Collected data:
::::::

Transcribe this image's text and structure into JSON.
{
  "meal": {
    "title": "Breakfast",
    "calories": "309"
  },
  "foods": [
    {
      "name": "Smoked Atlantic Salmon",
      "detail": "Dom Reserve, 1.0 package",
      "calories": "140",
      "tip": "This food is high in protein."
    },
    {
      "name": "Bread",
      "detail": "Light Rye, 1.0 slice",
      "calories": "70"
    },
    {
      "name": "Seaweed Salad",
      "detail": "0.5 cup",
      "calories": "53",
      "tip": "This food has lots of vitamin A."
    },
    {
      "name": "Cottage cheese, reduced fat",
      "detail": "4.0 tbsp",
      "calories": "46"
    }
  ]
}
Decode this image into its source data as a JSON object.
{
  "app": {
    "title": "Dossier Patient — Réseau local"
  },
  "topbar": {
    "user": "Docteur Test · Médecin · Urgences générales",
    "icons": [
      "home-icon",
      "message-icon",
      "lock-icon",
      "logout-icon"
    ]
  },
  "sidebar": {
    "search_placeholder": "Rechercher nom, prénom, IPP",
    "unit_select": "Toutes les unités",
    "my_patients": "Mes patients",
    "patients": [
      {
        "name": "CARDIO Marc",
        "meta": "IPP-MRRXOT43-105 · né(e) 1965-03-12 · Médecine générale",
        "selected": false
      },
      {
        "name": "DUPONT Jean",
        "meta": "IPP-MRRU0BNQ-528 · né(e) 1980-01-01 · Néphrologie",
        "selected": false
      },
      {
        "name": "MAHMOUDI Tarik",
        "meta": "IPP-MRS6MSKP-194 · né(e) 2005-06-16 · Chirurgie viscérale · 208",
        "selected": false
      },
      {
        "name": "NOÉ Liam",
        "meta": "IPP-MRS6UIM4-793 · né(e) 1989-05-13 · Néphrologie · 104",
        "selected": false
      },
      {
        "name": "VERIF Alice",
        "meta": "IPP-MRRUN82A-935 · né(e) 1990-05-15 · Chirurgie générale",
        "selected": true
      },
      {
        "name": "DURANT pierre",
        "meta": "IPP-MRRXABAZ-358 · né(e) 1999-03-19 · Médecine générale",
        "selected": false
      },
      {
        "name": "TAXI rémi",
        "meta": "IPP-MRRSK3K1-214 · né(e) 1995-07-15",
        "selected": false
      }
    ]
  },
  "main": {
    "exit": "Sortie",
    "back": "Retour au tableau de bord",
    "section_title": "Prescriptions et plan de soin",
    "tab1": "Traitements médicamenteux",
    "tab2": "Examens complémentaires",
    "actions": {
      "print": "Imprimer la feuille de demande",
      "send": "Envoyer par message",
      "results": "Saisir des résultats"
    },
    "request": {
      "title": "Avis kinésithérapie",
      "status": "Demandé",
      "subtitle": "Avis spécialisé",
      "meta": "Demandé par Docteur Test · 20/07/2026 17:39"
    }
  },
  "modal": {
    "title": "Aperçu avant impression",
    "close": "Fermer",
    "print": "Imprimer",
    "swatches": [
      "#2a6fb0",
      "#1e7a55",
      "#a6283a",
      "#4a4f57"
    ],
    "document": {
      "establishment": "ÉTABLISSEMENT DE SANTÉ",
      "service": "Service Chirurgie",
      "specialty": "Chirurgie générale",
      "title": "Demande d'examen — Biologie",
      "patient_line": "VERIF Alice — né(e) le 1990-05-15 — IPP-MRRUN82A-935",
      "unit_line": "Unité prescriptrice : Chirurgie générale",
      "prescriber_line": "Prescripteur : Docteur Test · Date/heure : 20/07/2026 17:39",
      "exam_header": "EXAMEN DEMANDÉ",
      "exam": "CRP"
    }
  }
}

::::::

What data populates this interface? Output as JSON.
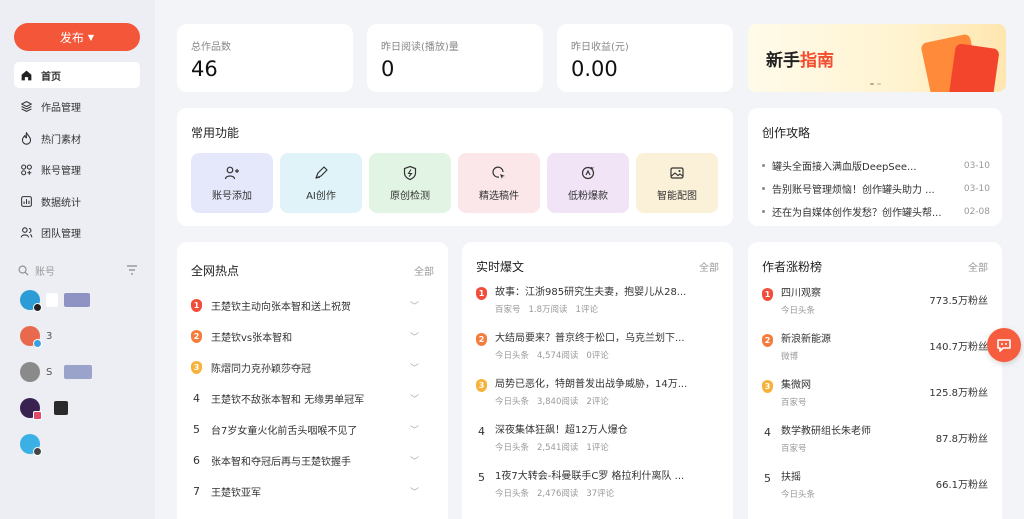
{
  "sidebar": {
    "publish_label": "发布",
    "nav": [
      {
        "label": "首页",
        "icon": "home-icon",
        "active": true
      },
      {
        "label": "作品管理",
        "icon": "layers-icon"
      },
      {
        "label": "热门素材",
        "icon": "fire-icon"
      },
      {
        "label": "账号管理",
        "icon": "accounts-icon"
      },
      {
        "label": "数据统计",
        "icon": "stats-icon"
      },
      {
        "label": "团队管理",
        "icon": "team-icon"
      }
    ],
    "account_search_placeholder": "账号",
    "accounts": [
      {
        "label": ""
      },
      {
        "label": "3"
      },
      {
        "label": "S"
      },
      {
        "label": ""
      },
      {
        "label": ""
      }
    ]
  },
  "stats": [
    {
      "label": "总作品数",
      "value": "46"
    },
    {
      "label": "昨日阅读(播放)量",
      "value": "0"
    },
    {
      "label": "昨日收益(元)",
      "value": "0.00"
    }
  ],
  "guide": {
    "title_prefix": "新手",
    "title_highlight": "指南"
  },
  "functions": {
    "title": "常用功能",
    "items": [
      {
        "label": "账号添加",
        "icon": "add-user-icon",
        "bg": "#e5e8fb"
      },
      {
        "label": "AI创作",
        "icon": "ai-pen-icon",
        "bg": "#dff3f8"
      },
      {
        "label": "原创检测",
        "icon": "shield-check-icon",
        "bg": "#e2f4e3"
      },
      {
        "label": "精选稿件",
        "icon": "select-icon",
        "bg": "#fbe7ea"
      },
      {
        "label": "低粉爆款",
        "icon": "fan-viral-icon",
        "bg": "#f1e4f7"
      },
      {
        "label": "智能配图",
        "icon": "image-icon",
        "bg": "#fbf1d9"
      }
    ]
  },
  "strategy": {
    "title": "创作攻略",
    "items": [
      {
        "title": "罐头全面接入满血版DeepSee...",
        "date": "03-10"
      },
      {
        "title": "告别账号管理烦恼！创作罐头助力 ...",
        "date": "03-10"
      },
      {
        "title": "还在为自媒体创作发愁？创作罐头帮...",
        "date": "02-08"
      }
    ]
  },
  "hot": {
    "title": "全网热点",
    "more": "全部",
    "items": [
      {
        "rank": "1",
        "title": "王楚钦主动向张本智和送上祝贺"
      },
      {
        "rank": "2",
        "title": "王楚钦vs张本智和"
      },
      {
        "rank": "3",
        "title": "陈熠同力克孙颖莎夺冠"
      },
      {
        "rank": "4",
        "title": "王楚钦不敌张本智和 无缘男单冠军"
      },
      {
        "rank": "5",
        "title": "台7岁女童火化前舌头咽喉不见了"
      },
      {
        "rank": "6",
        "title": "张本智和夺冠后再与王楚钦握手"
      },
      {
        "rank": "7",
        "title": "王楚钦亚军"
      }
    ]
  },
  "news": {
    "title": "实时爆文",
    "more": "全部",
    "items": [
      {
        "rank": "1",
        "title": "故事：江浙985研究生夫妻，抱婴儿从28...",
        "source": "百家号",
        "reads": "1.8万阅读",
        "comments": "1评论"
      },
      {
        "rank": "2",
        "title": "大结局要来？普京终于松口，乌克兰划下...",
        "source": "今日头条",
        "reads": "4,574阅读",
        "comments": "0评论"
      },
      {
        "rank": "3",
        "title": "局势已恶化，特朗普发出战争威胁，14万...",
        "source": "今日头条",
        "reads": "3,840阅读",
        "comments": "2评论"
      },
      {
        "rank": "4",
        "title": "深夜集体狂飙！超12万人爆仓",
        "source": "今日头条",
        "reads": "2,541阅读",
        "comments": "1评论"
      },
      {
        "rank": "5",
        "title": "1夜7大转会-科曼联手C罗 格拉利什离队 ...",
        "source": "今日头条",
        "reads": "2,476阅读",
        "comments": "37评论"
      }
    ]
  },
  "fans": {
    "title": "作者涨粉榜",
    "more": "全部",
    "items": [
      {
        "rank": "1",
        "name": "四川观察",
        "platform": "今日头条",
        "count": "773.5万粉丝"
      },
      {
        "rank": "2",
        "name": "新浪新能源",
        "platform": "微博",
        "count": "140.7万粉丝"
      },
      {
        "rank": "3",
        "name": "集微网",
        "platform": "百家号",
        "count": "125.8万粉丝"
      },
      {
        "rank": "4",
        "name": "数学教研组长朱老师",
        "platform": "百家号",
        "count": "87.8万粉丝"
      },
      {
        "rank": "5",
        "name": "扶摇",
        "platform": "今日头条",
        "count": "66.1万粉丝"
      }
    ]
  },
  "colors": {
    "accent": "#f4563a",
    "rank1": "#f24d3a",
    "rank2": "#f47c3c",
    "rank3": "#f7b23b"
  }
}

::::::

Pull together all lines from the data that mention the word "comments".

### YOUR SOLUTION
        "comments": "1评论"
        "comments": "0评论"
        "comments": "2评论"
        "comments": "1评论"
        "comments": "37评论"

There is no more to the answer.